[Stored items]

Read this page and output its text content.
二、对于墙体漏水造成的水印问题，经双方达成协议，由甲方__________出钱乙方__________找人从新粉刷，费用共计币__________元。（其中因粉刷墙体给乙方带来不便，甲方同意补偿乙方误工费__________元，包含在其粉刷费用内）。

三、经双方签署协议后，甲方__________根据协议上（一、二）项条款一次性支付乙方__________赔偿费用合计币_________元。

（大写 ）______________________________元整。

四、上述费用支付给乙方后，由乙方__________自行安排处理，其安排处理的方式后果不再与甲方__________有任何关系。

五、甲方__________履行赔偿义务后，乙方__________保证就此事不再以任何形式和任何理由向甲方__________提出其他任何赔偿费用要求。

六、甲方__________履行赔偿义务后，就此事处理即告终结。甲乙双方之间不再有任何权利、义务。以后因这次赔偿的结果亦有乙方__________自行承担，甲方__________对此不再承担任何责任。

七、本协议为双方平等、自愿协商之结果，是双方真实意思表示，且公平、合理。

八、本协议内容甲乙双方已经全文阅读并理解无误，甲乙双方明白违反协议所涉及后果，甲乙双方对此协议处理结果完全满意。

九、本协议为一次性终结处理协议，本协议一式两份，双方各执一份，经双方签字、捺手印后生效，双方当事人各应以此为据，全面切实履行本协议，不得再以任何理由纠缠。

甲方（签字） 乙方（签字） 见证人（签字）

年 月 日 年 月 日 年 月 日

_Work to complete:_
Reproduce the entries above in full by retyping them exactly.

_Answer in full:_
Read this page and output its text content.
二、对于墙体漏水造成的水印问题，经双方达成协议，由甲方__________出钱乙方__________找人从新粉刷，费用共计币__________元。（其中因粉刷墙体给乙方带来不便，甲方同意补偿乙方误工费__________元，包含在其粉刷费用内）。

三、经双方签署协议后，甲方__________根据协议上（一、二）项条款一次性支付乙方__________赔偿费用合计币_________元。

（大写 ）______________________________元整。

四、上述费用支付给乙方后，由乙方__________自行安排处理，其安排处理的方式后果不再与甲方__________有任何关系。

五、甲方__________履行赔偿义务后，乙方__________保证就此事不再以任何形式和任何理由向甲方__________提出其他任何赔偿费用要求。

六、甲方__________履行赔偿义务后，就此事处理即告终结。甲乙双方之间不再有任何权利、义务。以后因这次赔偿的结果亦有乙方__________自行承担，甲方__________对此不再承担任何责任。

七、本协议为双方平等、自愿协商之结果，是双方真实意思表示，且公平、合理。

八、本协议内容甲乙双方已经全文阅读并理解无误，甲乙双方明白违反协议所涉及后果，甲乙双方对此协议处理结果完全满意。

九、本协议为一次性终结处理协议，本协议一式两份，双方各执一份，经双方签字、捺手印后生效，双方当事人各应以此为据，全面切实履行本协议，不得再以任何理由纠缠。

甲方（签字） 乙方（签字） 见证人（签字）

年 月 日 年 月 日 年 月 日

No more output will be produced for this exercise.